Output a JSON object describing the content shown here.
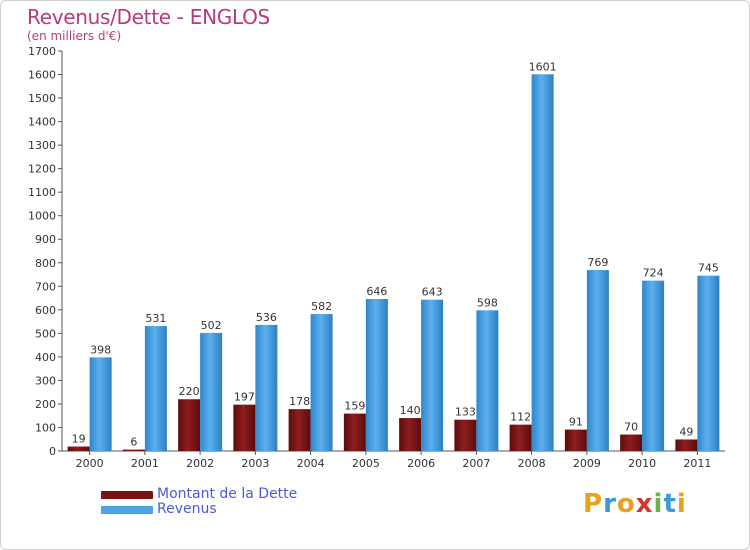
{
  "chart_data": {
    "type": "bar",
    "title": "Revenus/Dette - ENGLOS",
    "subtitle": "(en milliers d'€)",
    "categories": [
      "2000",
      "2001",
      "2002",
      "2003",
      "2004",
      "2005",
      "2006",
      "2007",
      "2008",
      "2009",
      "2010",
      "2011"
    ],
    "series": [
      {
        "name": "Montant de la Dette",
        "color": "#7a1414",
        "values": [
          19,
          6,
          220,
          197,
          178,
          159,
          140,
          133,
          112,
          91,
          70,
          49
        ]
      },
      {
        "name": "Revenus",
        "color": "#4aa3e6",
        "values": [
          398,
          531,
          502,
          536,
          582,
          646,
          643,
          598,
          1601,
          769,
          724,
          745
        ]
      }
    ],
    "ylim": [
      0,
      1700
    ],
    "yticks": [
      0,
      100,
      200,
      300,
      400,
      500,
      600,
      700,
      800,
      900,
      1000,
      1100,
      1200,
      1300,
      1400,
      1500,
      1600,
      1700
    ],
    "grid": false,
    "legend": "bottom-left"
  },
  "logo": {
    "letters": [
      "P",
      "r",
      "o",
      "x",
      "i",
      "t",
      "i"
    ],
    "colors": [
      "#e8a020",
      "#3a9ad9",
      "#e8a020",
      "#d9342b",
      "#6ab04c",
      "#3a9ad9",
      "#e8a020"
    ]
  }
}
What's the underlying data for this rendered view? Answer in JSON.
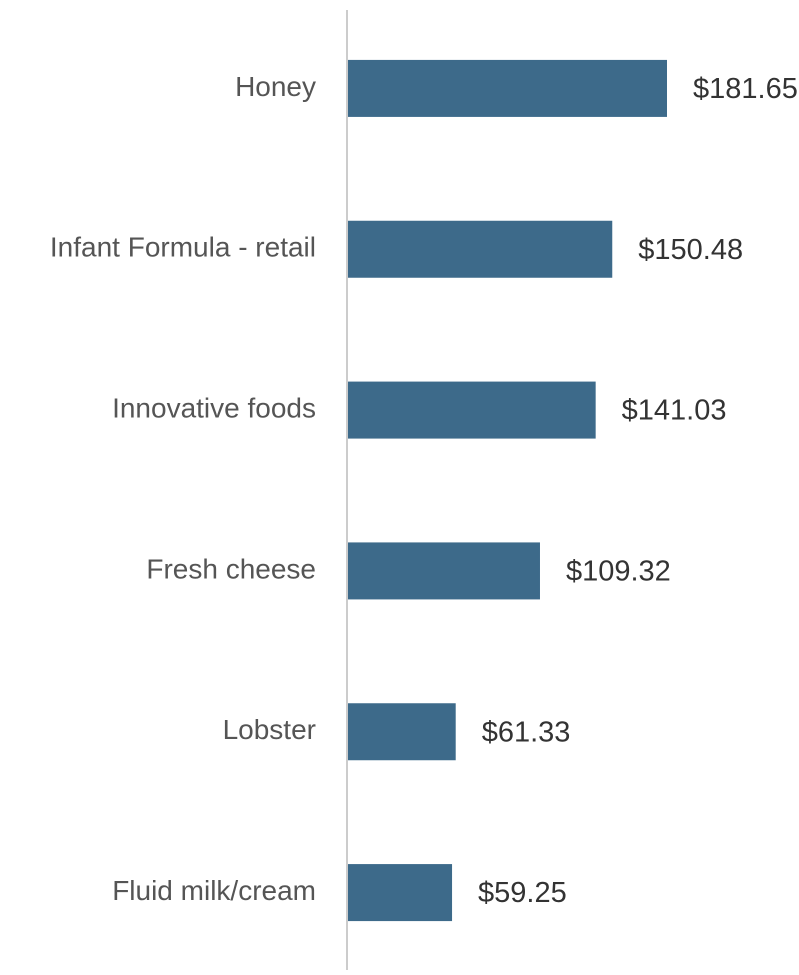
{
  "chart_data": {
    "type": "bar",
    "orientation": "horizontal",
    "categories": [
      "Honey",
      "Infant Formula - retail",
      "Innovative foods",
      "Fresh cheese",
      "Lobster",
      "Fluid milk/cream"
    ],
    "values": [
      181.65,
      150.48,
      141.03,
      109.32,
      61.33,
      59.25
    ],
    "value_labels": [
      "$181.65",
      "$150.48",
      "$141.03",
      "$109.32",
      "$61.33",
      "$59.25"
    ],
    "color": "#3d6a8a"
  }
}
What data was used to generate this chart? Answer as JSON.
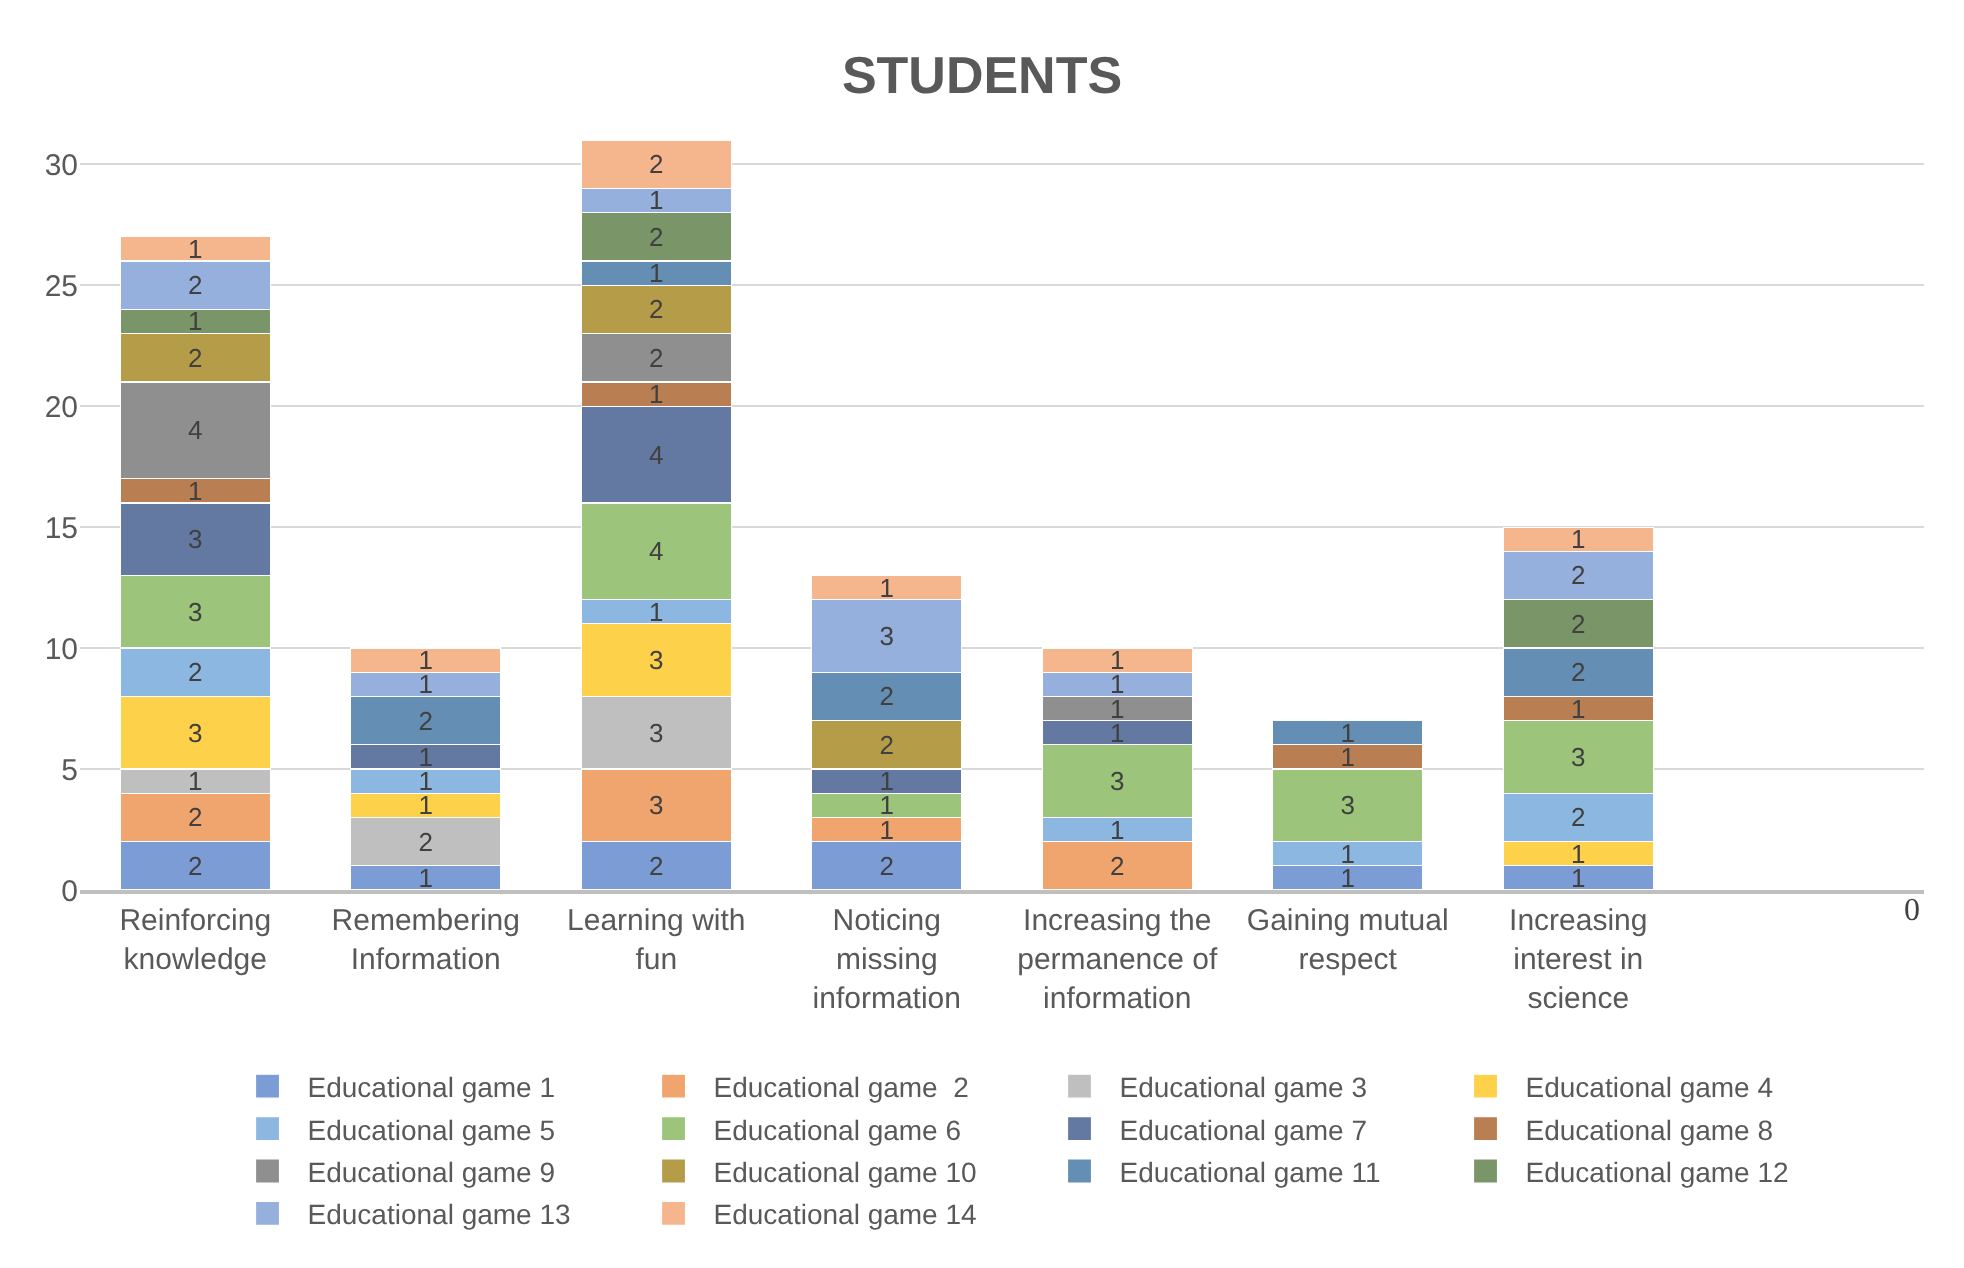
{
  "chart_data": {
    "type": "bar",
    "title": "STUDENTS",
    "stacked": true,
    "data_labels": true,
    "grid": "y",
    "legend": "bottom",
    "categories": [
      "Reinforcing\nknowledge",
      "Remembering\nInformation",
      "Learning with\nfun",
      "Noticing\nmissing\ninformation",
      "Increasing the\npermanence of\ninformation",
      "Gaining mutual\nrespect",
      "Increasing\ninterest in\nscience",
      null
    ],
    "ylim": [
      0,
      31
    ],
    "yticks": [
      0,
      5,
      10,
      15,
      20,
      25,
      30
    ],
    "annotations": [
      "0"
    ],
    "series": [
      {
        "name": "Educational game 1",
        "color": "#7b9cd5",
        "values": [
          2,
          1,
          2,
          2,
          null,
          1,
          1,
          null
        ]
      },
      {
        "name": "Educational game  2",
        "color": "#f0a46e",
        "values": [
          2,
          null,
          3,
          1,
          2,
          null,
          null,
          null
        ]
      },
      {
        "name": "Educational game 3",
        "color": "#bfbfbf",
        "values": [
          1,
          2,
          3,
          null,
          null,
          null,
          null,
          null
        ]
      },
      {
        "name": "Educational game 4",
        "color": "#fed14a",
        "values": [
          3,
          1,
          3,
          null,
          null,
          null,
          1,
          null
        ]
      },
      {
        "name": "Educational game 5",
        "color": "#8cb7e0",
        "values": [
          2,
          1,
          1,
          null,
          1,
          1,
          2,
          null
        ]
      },
      {
        "name": "Educational game 6",
        "color": "#9cc47a",
        "values": [
          3,
          null,
          4,
          1,
          3,
          3,
          3,
          null
        ]
      },
      {
        "name": "Educational game 7",
        "color": "#6479a2",
        "values": [
          3,
          1,
          4,
          1,
          1,
          null,
          null,
          null
        ]
      },
      {
        "name": "Educational game 8",
        "color": "#b97e52",
        "values": [
          1,
          null,
          1,
          null,
          null,
          1,
          1,
          null
        ]
      },
      {
        "name": "Educational game 9",
        "color": "#8f8f8f",
        "values": [
          4,
          null,
          2,
          null,
          1,
          null,
          null,
          null
        ]
      },
      {
        "name": "Educational game 10",
        "color": "#b59c48",
        "values": [
          2,
          null,
          2,
          2,
          null,
          null,
          null,
          null
        ]
      },
      {
        "name": "Educational game 11",
        "color": "#648eb3",
        "values": [
          null,
          2,
          1,
          2,
          null,
          1,
          2,
          null
        ]
      },
      {
        "name": "Educational game 12",
        "color": "#7a9568",
        "values": [
          1,
          null,
          2,
          null,
          null,
          null,
          2,
          null
        ]
      },
      {
        "name": "Educational game 13",
        "color": "#95b0dd",
        "values": [
          2,
          1,
          1,
          3,
          1,
          null,
          2,
          null
        ]
      },
      {
        "name": "Educational game 14",
        "color": "#f5b68e",
        "values": [
          1,
          1,
          2,
          1,
          1,
          null,
          1,
          null
        ]
      }
    ]
  }
}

--

* _Instructions for the task_:
The pictures in the entries should be left out; output everything else exactly.

* _Solution_:
Output a JSON object describing the content shown here.
{
  "chart_data": {
    "type": "bar",
    "title": "Revenus/Dette - ENGLOS",
    "subtitle": "(en milliers d'€)",
    "categories": [
      "2000",
      "2001",
      "2002",
      "2003",
      "2004",
      "2005",
      "2006",
      "2007",
      "2008",
      "2009",
      "2010",
      "2011"
    ],
    "series": [
      {
        "name": "Montant de la Dette",
        "color": "#7a1414",
        "values": [
          19,
          6,
          220,
          197,
          178,
          159,
          140,
          133,
          112,
          91,
          70,
          49
        ]
      },
      {
        "name": "Revenus",
        "color": "#4aa3e6",
        "values": [
          398,
          531,
          502,
          536,
          582,
          646,
          643,
          598,
          1601,
          769,
          724,
          745
        ]
      }
    ],
    "ylim": [
      0,
      1700
    ],
    "yticks": [
      0,
      100,
      200,
      300,
      400,
      500,
      600,
      700,
      800,
      900,
      1000,
      1100,
      1200,
      1300,
      1400,
      1500,
      1600,
      1700
    ],
    "grid": false,
    "legend": "bottom-left"
  },
  "logo": {
    "letters": [
      "P",
      "r",
      "o",
      "x",
      "i",
      "t",
      "i"
    ],
    "colors": [
      "#e8a020",
      "#3a9ad9",
      "#e8a020",
      "#d9342b",
      "#6ab04c",
      "#3a9ad9",
      "#e8a020"
    ]
  }
}
What's the underlying data for this rendered view? Answer in JSON.
{
  "chart_data": {
    "type": "bar",
    "orientation": "horizontal",
    "categories": [
      "Honey",
      "Infant Formula - retail",
      "Innovative foods",
      "Fresh cheese",
      "Lobster",
      "Fluid milk/cream"
    ],
    "values": [
      181.65,
      150.48,
      141.03,
      109.32,
      61.33,
      59.25
    ],
    "value_labels": [
      "$181.65",
      "$150.48",
      "$141.03",
      "$109.32",
      "$61.33",
      "$59.25"
    ],
    "color": "#3d6a8a"
  }
}
What data was used to generate this chart? Answer as JSON.
{
  "chart_data": {
    "type": "bar",
    "title": "STUDENTS",
    "stacked": true,
    "data_labels": true,
    "grid": "y",
    "legend": "bottom",
    "categories": [
      "Reinforcing\nknowledge",
      "Remembering\nInformation",
      "Learning with\nfun",
      "Noticing\nmissing\ninformation",
      "Increasing the\npermanence of\ninformation",
      "Gaining mutual\nrespect",
      "Increasing\ninterest in\nscience",
      null
    ],
    "ylim": [
      0,
      31
    ],
    "yticks": [
      0,
      5,
      10,
      15,
      20,
      25,
      30
    ],
    "annotations": [
      "0"
    ],
    "series": [
      {
        "name": "Educational game 1",
        "color": "#7b9cd5",
        "values": [
          2,
          1,
          2,
          2,
          null,
          1,
          1,
          null
        ]
      },
      {
        "name": "Educational game  2",
        "color": "#f0a46e",
        "values": [
          2,
          null,
          3,
          1,
          2,
          null,
          null,
          null
        ]
      },
      {
        "name": "Educational game 3",
        "color": "#bfbfbf",
        "values": [
          1,
          2,
          3,
          null,
          null,
          null,
          null,
          null
        ]
      },
      {
        "name": "Educational game 4",
        "color": "#fed14a",
        "values": [
          3,
          1,
          3,
          null,
          null,
          null,
          1,
          null
        ]
      },
      {
        "name": "Educational game 5",
        "color": "#8cb7e0",
        "values": [
          2,
          1,
          1,
          null,
          1,
          1,
          2,
          null
        ]
      },
      {
        "name": "Educational game 6",
        "color": "#9cc47a",
        "values": [
          3,
          null,
          4,
          1,
          3,
          3,
          3,
          null
        ]
      },
      {
        "name": "Educational game 7",
        "color": "#6479a2",
        "values": [
          3,
          1,
          4,
          1,
          1,
          null,
          null,
          null
        ]
      },
      {
        "name": "Educational game 8",
        "color": "#b97e52",
        "values": [
          1,
          null,
          1,
          null,
          null,
          1,
          1,
          null
        ]
      },
      {
        "name": "Educational game 9",
        "color": "#8f8f8f",
        "values": [
          4,
          null,
          2,
          null,
          1,
          null,
          null,
          null
        ]
      },
      {
        "name": "Educational game 10",
        "color": "#b59c48",
        "values": [
          2,
          null,
          2,
          2,
          null,
          null,
          null,
          null
        ]
      },
      {
        "name": "Educational game 11",
        "color": "#648eb3",
        "values": [
          null,
          2,
          1,
          2,
          null,
          1,
          2,
          null
        ]
      },
      {
        "name": "Educational game 12",
        "color": "#7a9568",
        "values": [
          1,
          null,
          2,
          null,
          null,
          null,
          2,
          null
        ]
      },
      {
        "name": "Educational game 13",
        "color": "#95b0dd",
        "values": [
          2,
          1,
          1,
          3,
          1,
          null,
          2,
          null
        ]
      },
      {
        "name": "Educational game 14",
        "color": "#f5b68e",
        "values": [
          1,
          1,
          2,
          1,
          1,
          null,
          1,
          null
        ]
      }
    ]
  }
}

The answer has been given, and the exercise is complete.